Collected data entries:

[Start]

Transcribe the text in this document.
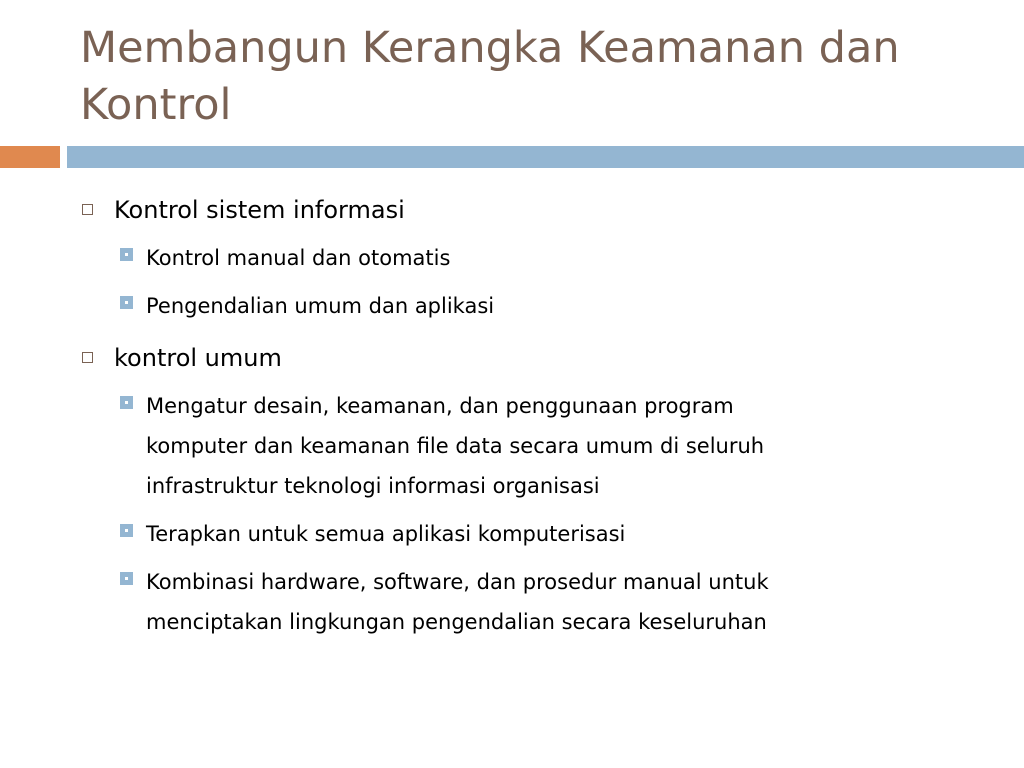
Membangun Kerangka Keamanan dan
Kontrol
Kontrol sistem informasi
Kontrol manual dan otomatis
Pengendalian umum dan aplikasi
kontrol umum
Mengatur desain, keamanan, dan penggunaan program
komputer dan keamanan file data secara umum di seluruh
infrastruktur teknologi informasi organisasi
Terapkan untuk semua aplikasi komputerisasi
Kombinasi hardware, software, dan prosedur manual untuk
menciptakan lingkungan pengendalian secara keseluruhan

[End]

Pictures are to be left out; all else in the entries above is to be quoted exactly.

Transcribe the text in this document.
Membangun Kerangka Keamanan dan
Kontrol
Kontrol sistem informasi
Kontrol manual dan otomatis
Pengendalian umum dan aplikasi
kontrol umum
Mengatur desain, keamanan, dan penggunaan program
komputer dan keamanan file data secara umum di seluruh
infrastruktur teknologi informasi organisasi
Terapkan untuk semua aplikasi komputerisasi
Kombinasi hardware, software, dan prosedur manual untuk
menciptakan lingkungan pengendalian secara keseluruhan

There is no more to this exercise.